==== DOCUMENT SECTION ====
Redox signaling mediated by the gut microbiota

Abstract

The microbiota that occupies the mammalian intestine can modulate a range of physiological functions, including control over immune responses, epithelial barrier function, and cellular proliferation. While commensal prokaryotic organisms are well known to stimulate inflammatory signaling networks, less is known about control over homeostatic pathways. Recent work has shown that gut epithelia contacted by enteric commensal bacteria rapidly generate reactive oxygen species (ROS). While the induced production of ROS in professional phagocytes via stimulation of formyl peptide receptors (FPRs) and activation of NADPH oxidase 2 (Nox2) is a well-studied process, ROS are also similarly elicited in other cell types, including intestinal epithelia, in response to microbial signals via FPRs and the epithelial NADPH oxidase 1 (Nox1). ROS generated by Nox enzymes have been shown to function as critical second messengers in multiple signal transduction pathways via the rapid and transient oxidative inactivation of a distinct class of sensor proteins bearing oxidant-sensitive thiol groups. These redox-sensitive proteins include tyrosine phosphatases that serve as regulators of MAP kinase pathways, focal adhesion kinase, as well as components involved in NF-κB activation. As microbe-elicited ROS has been shown to stimulate cellular proliferation and motility, and to modulate innate immune signaling, we hypothesize that many of the established effects of the normal microbiota on intestinal physiology may be at least partially mediated by this ROS-dependent mechanism.
==== DATA TO EXAMINE ====
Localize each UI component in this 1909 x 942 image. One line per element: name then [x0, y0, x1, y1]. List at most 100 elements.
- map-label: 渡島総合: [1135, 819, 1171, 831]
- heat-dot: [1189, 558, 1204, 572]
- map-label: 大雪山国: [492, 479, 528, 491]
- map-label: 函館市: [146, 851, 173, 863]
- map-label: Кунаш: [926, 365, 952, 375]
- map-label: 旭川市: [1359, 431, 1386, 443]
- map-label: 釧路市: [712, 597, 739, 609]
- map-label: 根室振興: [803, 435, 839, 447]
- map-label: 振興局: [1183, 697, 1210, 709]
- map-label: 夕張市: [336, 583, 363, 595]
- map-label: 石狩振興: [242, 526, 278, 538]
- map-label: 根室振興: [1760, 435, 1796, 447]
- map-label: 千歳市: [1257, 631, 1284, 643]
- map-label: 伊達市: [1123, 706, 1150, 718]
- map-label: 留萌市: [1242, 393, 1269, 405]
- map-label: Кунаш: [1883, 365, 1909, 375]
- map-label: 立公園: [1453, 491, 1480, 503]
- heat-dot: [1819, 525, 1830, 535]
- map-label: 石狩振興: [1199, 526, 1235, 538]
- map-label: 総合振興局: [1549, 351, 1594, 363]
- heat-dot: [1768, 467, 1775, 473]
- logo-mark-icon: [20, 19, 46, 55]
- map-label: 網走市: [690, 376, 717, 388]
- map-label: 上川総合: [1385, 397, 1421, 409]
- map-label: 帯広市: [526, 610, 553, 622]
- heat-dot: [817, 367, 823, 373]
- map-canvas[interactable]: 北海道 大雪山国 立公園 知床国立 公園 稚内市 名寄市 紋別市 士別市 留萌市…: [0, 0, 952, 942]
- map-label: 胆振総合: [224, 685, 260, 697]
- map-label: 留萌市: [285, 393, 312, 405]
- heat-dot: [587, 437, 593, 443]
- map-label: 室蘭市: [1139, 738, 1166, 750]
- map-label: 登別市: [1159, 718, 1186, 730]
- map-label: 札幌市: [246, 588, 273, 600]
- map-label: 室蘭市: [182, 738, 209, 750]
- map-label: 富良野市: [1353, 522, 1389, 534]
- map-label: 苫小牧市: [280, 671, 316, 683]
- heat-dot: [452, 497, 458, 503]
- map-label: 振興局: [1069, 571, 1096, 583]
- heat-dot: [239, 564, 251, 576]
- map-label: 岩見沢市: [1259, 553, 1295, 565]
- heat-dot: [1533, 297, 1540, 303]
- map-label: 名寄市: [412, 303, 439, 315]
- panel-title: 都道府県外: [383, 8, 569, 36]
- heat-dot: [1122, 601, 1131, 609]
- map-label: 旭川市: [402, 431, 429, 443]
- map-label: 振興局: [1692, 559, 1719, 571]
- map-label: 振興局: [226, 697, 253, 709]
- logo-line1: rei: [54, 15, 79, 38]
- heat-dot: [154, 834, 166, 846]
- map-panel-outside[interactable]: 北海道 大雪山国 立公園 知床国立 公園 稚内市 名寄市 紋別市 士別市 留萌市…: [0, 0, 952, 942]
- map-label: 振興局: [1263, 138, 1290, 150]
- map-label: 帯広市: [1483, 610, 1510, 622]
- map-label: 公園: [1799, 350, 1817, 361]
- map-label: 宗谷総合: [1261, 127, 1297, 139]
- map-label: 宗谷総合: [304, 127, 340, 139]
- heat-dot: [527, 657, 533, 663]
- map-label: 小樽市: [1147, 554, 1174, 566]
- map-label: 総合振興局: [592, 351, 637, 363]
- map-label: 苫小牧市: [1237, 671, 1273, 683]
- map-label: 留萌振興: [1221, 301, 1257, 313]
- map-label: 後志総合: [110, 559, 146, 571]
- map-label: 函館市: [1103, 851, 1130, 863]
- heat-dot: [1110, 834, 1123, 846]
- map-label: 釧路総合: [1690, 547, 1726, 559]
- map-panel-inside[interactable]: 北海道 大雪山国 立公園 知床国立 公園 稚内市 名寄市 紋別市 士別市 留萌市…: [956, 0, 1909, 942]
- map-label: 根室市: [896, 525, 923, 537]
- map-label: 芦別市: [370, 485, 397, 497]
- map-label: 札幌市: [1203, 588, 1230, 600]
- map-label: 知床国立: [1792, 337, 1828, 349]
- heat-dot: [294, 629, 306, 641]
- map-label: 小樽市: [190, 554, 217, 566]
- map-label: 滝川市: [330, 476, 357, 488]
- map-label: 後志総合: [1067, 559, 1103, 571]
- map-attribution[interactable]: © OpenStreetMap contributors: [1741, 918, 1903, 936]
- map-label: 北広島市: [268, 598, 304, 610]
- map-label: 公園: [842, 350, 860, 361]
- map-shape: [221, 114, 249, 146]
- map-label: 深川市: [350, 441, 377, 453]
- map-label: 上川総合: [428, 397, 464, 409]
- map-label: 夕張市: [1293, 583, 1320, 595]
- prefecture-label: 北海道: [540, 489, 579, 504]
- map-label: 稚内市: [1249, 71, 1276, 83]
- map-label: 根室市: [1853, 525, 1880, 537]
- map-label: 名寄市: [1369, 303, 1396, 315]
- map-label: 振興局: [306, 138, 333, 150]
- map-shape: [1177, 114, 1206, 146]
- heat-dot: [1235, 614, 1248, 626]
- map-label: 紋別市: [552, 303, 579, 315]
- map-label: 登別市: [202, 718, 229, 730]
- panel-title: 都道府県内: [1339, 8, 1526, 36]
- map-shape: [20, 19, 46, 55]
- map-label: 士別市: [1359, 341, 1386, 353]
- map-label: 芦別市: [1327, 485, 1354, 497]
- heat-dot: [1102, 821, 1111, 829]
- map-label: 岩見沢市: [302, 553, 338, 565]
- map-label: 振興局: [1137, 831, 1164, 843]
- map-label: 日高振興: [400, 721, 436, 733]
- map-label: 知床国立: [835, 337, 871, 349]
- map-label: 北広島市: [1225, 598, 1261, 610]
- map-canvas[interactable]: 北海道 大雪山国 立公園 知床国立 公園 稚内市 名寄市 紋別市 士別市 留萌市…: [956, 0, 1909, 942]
====
◆ EXERCISES TO COMPLETE
a) In the abstract on redox signaling by the gut microbiota, which NADPH oxidase is identified as the epithelial one?
b) Please carry on the abstract on redox signaling by the gut microbiota from the point where it stops.
The listing comes from a separate source and is unrelated to the abstract.

◆ OUTPUTS BY TASK
a) NADPH oxidase 1 (Nox1).

b)
Figure 1

Host signaling events controlled by symbiotic bacterial-induced cellular ROS generation. Symbiotic bacteria residing in the gut lumen stimulate intestinal tissue homeostatic events via the reversible activation of cellular redox signaling processes. The gut microbiota generate formylated peptides that are sensed by formyl peptide receptors (FPRs) situated on the apical surface of epithelial cells. Receptor binding initiates a singling cascade that trigger the NADPH oxidase Nox1 to catalyze localized ROS generation, which then oxidizes critical cysteine residues and the regulatory influence of redox sensor proteins including the Nedd8 ligase, Ubc12, DUSP3, and LMW-PTPase. Ensuing signaling processes influence gut physiology by including stem cell proliferation, epithelial cell motility, and dampening of innate immune responses.

Figure 2

Activation of the redox-sensitive Nrf2 cytoprotective pathway by lactobacilli-induced generation of cellular ROS. Under homeostatic conditions, Keap1 binds to Nrf2 and inhibits its nuclear translocation. Generation of lactobacilli-induced ROS catalyzed by Nox1 oxidizes cysteine residues within Keap1, resulting in conformation change and release of binding from Nrf2, allowing it to translocate into the nucleus. Nrf2 then binds to an anti-oxidant response DNA promoter element and induces the transcription of a battery of Nrf2-responsive genes including a plethora of cytoprotective factors. The Nrf2 responsive gene products protect macromolecules from oxidative damage thereby promoting cell survival and preserving tissue physiological integrity.